§ TASK DESCRIPTION
Output only the lines from the one holding "What's the underlying" to the end of the data below, please, copied exactly.

....................

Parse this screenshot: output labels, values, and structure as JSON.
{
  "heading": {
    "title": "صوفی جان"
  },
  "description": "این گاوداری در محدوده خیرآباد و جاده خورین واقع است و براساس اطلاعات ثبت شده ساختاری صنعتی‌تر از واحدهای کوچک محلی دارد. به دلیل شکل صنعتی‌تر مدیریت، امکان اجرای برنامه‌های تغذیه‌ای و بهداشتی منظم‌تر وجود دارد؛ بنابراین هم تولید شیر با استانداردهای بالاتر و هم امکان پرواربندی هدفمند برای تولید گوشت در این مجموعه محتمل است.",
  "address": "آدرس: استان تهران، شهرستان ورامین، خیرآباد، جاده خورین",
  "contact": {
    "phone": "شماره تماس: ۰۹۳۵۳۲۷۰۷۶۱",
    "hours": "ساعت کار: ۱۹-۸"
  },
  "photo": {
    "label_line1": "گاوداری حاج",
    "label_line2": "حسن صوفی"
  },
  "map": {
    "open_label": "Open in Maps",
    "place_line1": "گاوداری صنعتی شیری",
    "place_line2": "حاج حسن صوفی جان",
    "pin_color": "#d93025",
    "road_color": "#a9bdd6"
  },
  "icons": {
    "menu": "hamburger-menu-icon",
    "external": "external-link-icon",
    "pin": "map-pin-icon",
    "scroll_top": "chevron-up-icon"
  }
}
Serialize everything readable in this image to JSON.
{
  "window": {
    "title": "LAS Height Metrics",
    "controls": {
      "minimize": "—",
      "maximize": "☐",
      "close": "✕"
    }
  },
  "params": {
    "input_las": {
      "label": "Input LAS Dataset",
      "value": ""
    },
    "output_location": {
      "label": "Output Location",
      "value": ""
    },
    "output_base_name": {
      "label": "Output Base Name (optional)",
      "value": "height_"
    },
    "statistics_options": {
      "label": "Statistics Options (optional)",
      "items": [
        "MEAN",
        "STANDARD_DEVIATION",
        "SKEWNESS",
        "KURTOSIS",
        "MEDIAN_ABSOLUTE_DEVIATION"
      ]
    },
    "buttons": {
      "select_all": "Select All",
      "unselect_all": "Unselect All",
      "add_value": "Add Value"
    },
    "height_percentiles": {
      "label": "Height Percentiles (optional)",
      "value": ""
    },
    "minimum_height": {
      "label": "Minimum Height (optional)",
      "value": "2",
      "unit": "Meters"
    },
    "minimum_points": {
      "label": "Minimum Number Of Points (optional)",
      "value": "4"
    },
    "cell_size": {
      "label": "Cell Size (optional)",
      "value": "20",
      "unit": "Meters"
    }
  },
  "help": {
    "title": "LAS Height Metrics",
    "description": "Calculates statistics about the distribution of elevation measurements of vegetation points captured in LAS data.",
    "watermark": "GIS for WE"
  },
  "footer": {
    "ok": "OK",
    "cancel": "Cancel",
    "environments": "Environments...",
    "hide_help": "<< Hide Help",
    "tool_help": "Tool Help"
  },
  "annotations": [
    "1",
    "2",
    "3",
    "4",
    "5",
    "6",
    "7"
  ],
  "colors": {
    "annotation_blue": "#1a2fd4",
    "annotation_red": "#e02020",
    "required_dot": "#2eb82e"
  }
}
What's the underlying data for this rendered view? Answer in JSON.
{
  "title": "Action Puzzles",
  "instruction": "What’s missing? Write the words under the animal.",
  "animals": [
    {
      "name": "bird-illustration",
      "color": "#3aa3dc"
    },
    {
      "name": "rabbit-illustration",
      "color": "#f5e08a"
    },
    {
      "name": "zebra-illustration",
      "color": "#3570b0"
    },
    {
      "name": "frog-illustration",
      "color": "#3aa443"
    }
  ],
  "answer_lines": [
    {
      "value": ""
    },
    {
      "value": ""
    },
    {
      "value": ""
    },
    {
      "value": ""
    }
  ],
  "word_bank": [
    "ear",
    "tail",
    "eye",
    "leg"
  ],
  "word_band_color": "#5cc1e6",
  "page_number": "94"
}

....................

§ PROBLEM SOLUTION
What's the underlying data for this rendered view? Answer in JSON.
{
  "title": "Action Puzzles",
  "instruction": "What’s missing? Write the words under the animal.",
  "animals": [
    {
      "name": "bird-illustration",
      "color": "#3aa3dc"
    },
    {
      "name": "rabbit-illustration",
      "color": "#f5e08a"
    },
    {
      "name": "zebra-illustration",
      "color": "#3570b0"
    },
    {
      "name": "frog-illustration",
      "color": "#3aa443"
    }
  ],
  "answer_lines": [
    {
      "value": ""
    },
    {
      "value": ""
    },
    {
      "value": ""
    },
    {
      "value": ""
    }
  ],
  "word_bank": [
    "ear",
    "tail",
    "eye",
    "leg"
  ],
  "word_band_color": "#5cc1e6",
  "page_number": "94"
}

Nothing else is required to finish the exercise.